··· Given data

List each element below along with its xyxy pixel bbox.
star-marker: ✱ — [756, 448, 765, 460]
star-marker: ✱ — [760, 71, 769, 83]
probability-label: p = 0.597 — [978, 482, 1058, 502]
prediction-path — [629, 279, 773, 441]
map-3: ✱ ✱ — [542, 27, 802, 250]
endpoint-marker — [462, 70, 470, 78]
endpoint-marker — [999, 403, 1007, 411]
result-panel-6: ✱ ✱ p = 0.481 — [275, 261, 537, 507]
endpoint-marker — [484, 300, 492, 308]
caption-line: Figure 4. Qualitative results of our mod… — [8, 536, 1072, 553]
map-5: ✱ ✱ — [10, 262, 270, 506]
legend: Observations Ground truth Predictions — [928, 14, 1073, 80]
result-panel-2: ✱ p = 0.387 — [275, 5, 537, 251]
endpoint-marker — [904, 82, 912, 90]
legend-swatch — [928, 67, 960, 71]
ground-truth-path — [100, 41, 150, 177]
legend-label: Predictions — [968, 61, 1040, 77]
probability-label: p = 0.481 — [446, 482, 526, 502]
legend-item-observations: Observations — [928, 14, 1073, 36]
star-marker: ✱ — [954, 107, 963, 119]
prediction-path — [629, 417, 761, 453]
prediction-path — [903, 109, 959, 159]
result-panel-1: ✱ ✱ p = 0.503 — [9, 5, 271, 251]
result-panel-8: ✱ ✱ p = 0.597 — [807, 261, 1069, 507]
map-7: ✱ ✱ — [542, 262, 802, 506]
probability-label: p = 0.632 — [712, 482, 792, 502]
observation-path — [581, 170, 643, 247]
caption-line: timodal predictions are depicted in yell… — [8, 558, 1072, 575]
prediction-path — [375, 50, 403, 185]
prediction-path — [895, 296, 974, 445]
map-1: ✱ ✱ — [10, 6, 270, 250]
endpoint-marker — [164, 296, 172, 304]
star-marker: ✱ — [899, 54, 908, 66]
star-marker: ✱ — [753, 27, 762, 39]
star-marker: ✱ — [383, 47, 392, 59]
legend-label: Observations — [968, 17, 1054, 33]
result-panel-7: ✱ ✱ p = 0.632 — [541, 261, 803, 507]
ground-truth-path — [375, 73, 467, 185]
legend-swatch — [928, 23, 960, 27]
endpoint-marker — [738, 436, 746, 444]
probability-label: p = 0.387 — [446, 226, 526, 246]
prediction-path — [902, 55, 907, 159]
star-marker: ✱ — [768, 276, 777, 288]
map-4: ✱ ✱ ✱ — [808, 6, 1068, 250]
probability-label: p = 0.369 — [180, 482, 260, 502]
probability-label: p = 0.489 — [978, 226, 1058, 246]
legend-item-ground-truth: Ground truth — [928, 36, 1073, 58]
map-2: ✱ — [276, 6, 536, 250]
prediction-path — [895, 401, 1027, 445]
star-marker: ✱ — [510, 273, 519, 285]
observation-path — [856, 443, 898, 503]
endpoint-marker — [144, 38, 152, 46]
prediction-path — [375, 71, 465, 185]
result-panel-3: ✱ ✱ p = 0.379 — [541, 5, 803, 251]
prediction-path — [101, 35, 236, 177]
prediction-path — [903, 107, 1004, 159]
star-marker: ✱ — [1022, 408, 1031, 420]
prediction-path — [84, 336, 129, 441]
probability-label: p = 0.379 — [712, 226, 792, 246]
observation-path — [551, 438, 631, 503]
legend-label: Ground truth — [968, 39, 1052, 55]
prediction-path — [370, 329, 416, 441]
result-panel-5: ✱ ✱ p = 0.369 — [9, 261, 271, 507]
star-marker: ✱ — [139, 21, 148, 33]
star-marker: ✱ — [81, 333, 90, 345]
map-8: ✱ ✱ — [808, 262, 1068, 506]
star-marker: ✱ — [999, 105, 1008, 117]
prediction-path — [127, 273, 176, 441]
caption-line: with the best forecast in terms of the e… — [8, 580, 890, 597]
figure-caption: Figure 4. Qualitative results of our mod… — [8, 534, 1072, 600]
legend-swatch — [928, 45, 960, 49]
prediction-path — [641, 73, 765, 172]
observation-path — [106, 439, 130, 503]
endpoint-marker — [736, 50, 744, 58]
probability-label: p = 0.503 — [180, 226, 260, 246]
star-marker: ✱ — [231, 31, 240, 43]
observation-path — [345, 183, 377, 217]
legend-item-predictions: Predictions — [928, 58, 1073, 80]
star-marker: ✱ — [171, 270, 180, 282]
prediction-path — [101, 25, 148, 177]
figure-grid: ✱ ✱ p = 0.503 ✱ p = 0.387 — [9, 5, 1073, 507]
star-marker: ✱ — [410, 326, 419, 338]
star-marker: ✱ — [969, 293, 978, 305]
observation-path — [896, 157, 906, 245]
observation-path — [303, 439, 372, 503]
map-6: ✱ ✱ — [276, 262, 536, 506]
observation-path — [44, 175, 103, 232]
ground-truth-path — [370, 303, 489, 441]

······

§ **Your goal**
Rewrite the lines above with "endpoint-marker" renamed to "terminal-marker" wherever it appears, leaving everything else unchanged.

§ **Complete answer**
List each element below along with its xyxy pixel bbox.
star-marker: ✱ — [756, 448, 765, 460]
star-marker: ✱ — [760, 71, 769, 83]
probability-label: p = 0.597 — [978, 482, 1058, 502]
prediction-path — [629, 279, 773, 441]
map-3: ✱ ✱ — [542, 27, 802, 250]
terminal-marker — [462, 70, 470, 78]
terminal-marker — [999, 403, 1007, 411]
result-panel-6: ✱ ✱ p = 0.481 — [275, 261, 537, 507]
terminal-marker — [484, 300, 492, 308]
caption-line: Figure 4. Qualitative results of our mod… — [8, 536, 1072, 553]
map-5: ✱ ✱ — [10, 262, 270, 506]
legend: Observations Ground truth Predictions — [928, 14, 1073, 80]
result-panel-2: ✱ p = 0.387 — [275, 5, 537, 251]
terminal-marker — [904, 82, 912, 90]
legend-swatch — [928, 67, 960, 71]
ground-truth-path — [100, 41, 150, 177]
legend-label: Predictions — [968, 61, 1040, 77]
probability-label: p = 0.481 — [446, 482, 526, 502]
legend-item-observations: Observations — [928, 14, 1073, 36]
star-marker: ✱ — [954, 107, 963, 119]
prediction-path — [629, 417, 761, 453]
prediction-path — [903, 109, 959, 159]
result-panel-1: ✱ ✱ p = 0.503 — [9, 5, 271, 251]
result-panel-8: ✱ ✱ p = 0.597 — [807, 261, 1069, 507]
map-7: ✱ ✱ — [542, 262, 802, 506]
probability-label: p = 0.632 — [712, 482, 792, 502]
observation-path — [581, 170, 643, 247]
caption-line: timodal predictions are depicted in yell… — [8, 558, 1072, 575]
prediction-path — [375, 50, 403, 185]
prediction-path — [895, 296, 974, 445]
map-1: ✱ ✱ — [10, 6, 270, 250]
terminal-marker — [164, 296, 172, 304]
star-marker: ✱ — [899, 54, 908, 66]
star-marker: ✱ — [753, 27, 762, 39]
star-marker: ✱ — [383, 47, 392, 59]
legend-label: Observations — [968, 17, 1054, 33]
result-panel-7: ✱ ✱ p = 0.632 — [541, 261, 803, 507]
ground-truth-path — [375, 73, 467, 185]
legend-swatch — [928, 23, 960, 27]
terminal-marker — [738, 436, 746, 444]
probability-label: p = 0.387 — [446, 226, 526, 246]
prediction-path — [902, 55, 907, 159]
star-marker: ✱ — [768, 276, 777, 288]
map-4: ✱ ✱ ✱ — [808, 6, 1068, 250]
probability-label: p = 0.369 — [180, 482, 260, 502]
probability-label: p = 0.489 — [978, 226, 1058, 246]
legend-item-ground-truth: Ground truth — [928, 36, 1073, 58]
map-2: ✱ — [276, 6, 536, 250]
prediction-path — [895, 401, 1027, 445]
star-marker: ✱ — [510, 273, 519, 285]
observation-path — [856, 443, 898, 503]
terminal-marker — [144, 38, 152, 46]
prediction-path — [375, 71, 465, 185]
result-panel-3: ✱ ✱ p = 0.379 — [541, 5, 803, 251]
prediction-path — [101, 35, 236, 177]
prediction-path — [903, 107, 1004, 159]
star-marker: ✱ — [1022, 408, 1031, 420]
prediction-path — [84, 336, 129, 441]
probability-label: p = 0.379 — [712, 226, 792, 246]
observation-path — [551, 438, 631, 503]
legend-label: Ground truth — [968, 39, 1052, 55]
prediction-path — [370, 329, 416, 441]
result-panel-5: ✱ ✱ p = 0.369 — [9, 261, 271, 507]
star-marker: ✱ — [139, 21, 148, 33]
star-marker: ✱ — [81, 333, 90, 345]
map-8: ✱ ✱ — [808, 262, 1068, 506]
star-marker: ✱ — [999, 105, 1008, 117]
prediction-path — [127, 273, 176, 441]
caption-line: with the best forecast in terms of the e… — [8, 580, 890, 597]
figure-caption: Figure 4. Qualitative results of our mod… — [8, 534, 1072, 600]
legend-swatch — [928, 45, 960, 49]
prediction-path — [641, 73, 765, 172]
observation-path — [106, 439, 130, 503]
terminal-marker — [736, 50, 744, 58]
probability-label: p = 0.503 — [180, 226, 260, 246]
star-marker: ✱ — [231, 31, 240, 43]
observation-path — [345, 183, 377, 217]
legend-item-predictions: Predictions — [928, 58, 1073, 80]
star-marker: ✱ — [171, 270, 180, 282]
prediction-path — [101, 25, 148, 177]
figure-grid: ✱ ✱ p = 0.503 ✱ p = 0.387 — [9, 5, 1073, 507]
star-marker: ✱ — [410, 326, 419, 338]
star-marker: ✱ — [969, 293, 978, 305]
observation-path — [896, 157, 906, 245]
observation-path — [303, 439, 372, 503]
map-6: ✱ ✱ — [276, 262, 536, 506]
observation-path — [44, 175, 103, 232]
ground-truth-path — [370, 303, 489, 441]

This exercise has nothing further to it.